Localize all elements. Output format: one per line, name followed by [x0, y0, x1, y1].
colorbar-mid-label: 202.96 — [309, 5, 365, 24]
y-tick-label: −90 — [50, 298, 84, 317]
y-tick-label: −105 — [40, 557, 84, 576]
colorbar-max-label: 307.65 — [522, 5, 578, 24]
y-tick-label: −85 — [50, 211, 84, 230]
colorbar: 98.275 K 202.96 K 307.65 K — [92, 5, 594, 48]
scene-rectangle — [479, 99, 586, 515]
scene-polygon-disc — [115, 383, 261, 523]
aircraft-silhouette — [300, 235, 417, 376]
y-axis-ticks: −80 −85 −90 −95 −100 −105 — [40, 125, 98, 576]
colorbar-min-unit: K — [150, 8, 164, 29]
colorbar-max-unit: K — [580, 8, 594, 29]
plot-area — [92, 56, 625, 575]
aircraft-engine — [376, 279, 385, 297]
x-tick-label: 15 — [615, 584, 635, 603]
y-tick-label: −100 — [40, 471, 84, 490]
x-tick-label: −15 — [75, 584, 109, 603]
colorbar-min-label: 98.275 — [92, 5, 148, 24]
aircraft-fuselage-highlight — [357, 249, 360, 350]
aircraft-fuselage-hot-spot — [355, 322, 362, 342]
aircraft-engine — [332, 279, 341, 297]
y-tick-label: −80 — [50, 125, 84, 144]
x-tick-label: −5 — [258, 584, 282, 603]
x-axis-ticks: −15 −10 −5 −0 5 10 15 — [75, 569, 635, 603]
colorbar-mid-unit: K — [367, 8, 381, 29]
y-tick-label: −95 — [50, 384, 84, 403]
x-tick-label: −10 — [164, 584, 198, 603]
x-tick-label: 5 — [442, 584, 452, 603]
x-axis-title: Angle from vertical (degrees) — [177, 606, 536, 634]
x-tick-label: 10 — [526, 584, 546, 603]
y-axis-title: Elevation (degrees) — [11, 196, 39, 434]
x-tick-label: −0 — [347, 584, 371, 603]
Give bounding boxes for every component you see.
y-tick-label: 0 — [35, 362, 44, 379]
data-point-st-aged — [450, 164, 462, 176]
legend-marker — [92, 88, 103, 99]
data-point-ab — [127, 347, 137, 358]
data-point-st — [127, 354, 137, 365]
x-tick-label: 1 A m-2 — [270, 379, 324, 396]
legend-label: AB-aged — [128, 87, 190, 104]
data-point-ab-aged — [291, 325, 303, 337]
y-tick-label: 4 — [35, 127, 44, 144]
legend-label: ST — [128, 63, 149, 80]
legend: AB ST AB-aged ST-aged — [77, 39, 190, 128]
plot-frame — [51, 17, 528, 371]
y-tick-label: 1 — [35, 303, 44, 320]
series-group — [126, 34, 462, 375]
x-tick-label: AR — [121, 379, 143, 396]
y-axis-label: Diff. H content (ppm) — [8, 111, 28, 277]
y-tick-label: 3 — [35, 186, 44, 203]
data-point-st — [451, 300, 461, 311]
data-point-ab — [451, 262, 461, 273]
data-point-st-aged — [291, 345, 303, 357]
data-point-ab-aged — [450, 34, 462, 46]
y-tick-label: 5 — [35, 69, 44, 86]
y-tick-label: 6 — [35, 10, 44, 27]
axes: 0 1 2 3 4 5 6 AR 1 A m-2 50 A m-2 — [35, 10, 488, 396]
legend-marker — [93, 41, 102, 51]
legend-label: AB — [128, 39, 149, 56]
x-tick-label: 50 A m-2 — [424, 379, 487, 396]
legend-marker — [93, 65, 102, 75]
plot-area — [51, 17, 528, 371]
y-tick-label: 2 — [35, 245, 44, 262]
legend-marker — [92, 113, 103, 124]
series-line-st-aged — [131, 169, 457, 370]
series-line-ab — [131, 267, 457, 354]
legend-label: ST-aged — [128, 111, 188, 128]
━━━━━━━━━━
• [Direction]: Copy all of the records above line for line, with no changes at all.

• [Task solution]:
Localize all elements. Output format: one per line, name followed by [x0, y0, x1, y1].
colorbar-mid-label: 202.96 — [309, 5, 365, 24]
y-tick-label: −90 — [50, 298, 84, 317]
y-tick-label: −105 — [40, 557, 84, 576]
colorbar-max-label: 307.65 — [522, 5, 578, 24]
y-tick-label: −85 — [50, 211, 84, 230]
colorbar: 98.275 K 202.96 K 307.65 K — [92, 5, 594, 48]
scene-rectangle — [479, 99, 586, 515]
scene-polygon-disc — [115, 383, 261, 523]
aircraft-silhouette — [300, 235, 417, 376]
y-axis-ticks: −80 −85 −90 −95 −100 −105 — [40, 125, 98, 576]
colorbar-min-unit: K — [150, 8, 164, 29]
colorbar-max-unit: K — [580, 8, 594, 29]
plot-area — [92, 56, 625, 575]
aircraft-engine — [376, 279, 385, 297]
x-tick-label: 15 — [615, 584, 635, 603]
y-tick-label: −100 — [40, 471, 84, 490]
x-tick-label: −15 — [75, 584, 109, 603]
colorbar-min-label: 98.275 — [92, 5, 148, 24]
aircraft-fuselage-highlight — [357, 249, 360, 350]
aircraft-fuselage-hot-spot — [355, 322, 362, 342]
aircraft-engine — [332, 279, 341, 297]
y-tick-label: −80 — [50, 125, 84, 144]
x-tick-label: −5 — [258, 584, 282, 603]
x-axis-ticks: −15 −10 −5 −0 5 10 15 — [75, 569, 635, 603]
colorbar-mid-unit: K — [367, 8, 381, 29]
y-tick-label: −95 — [50, 384, 84, 403]
x-tick-label: −10 — [164, 584, 198, 603]
x-tick-label: 5 — [442, 584, 452, 603]
x-axis-title: Angle from vertical (degrees) — [177, 606, 536, 634]
x-tick-label: 10 — [526, 584, 546, 603]
y-axis-title: Elevation (degrees) — [11, 196, 39, 434]
x-tick-label: −0 — [347, 584, 371, 603]
Give bounding boxes for every component you see.
y-tick-label: 0 — [35, 362, 44, 379]
data-point-st-aged — [450, 164, 462, 176]
legend-marker — [92, 88, 103, 99]
data-point-ab — [127, 347, 137, 358]
data-point-st — [127, 354, 137, 365]
x-tick-label: 1 A m-2 — [270, 379, 324, 396]
legend-label: AB-aged — [128, 87, 190, 104]
data-point-ab-aged — [291, 325, 303, 337]
y-tick-label: 4 — [35, 127, 44, 144]
legend-label: ST — [128, 63, 149, 80]
legend: AB ST AB-aged ST-aged — [77, 39, 190, 128]
plot-frame — [51, 17, 528, 371]
y-tick-label: 1 — [35, 303, 44, 320]
series-group — [126, 34, 462, 375]
x-tick-label: AR — [121, 379, 143, 396]
y-axis-label: Diff. H content (ppm) — [8, 111, 28, 277]
y-tick-label: 3 — [35, 186, 44, 203]
data-point-st — [451, 300, 461, 311]
data-point-ab — [451, 262, 461, 273]
data-point-st-aged — [291, 345, 303, 357]
data-point-ab-aged — [450, 34, 462, 46]
y-tick-label: 5 — [35, 69, 44, 86]
y-tick-label: 6 — [35, 10, 44, 27]
axes: 0 1 2 3 4 5 6 AR 1 A m-2 50 A m-2 — [35, 10, 488, 396]
legend-marker — [93, 41, 102, 51]
legend-label: AB — [128, 39, 149, 56]
x-tick-label: 50 A m-2 — [424, 379, 487, 396]
legend-marker — [93, 65, 102, 75]
plot-area — [51, 17, 528, 371]
y-tick-label: 2 — [35, 245, 44, 262]
legend-marker — [92, 113, 103, 124]
series-line-st-aged — [131, 169, 457, 370]
series-line-ab — [131, 267, 457, 354]
legend-label: ST-aged — [128, 111, 188, 128]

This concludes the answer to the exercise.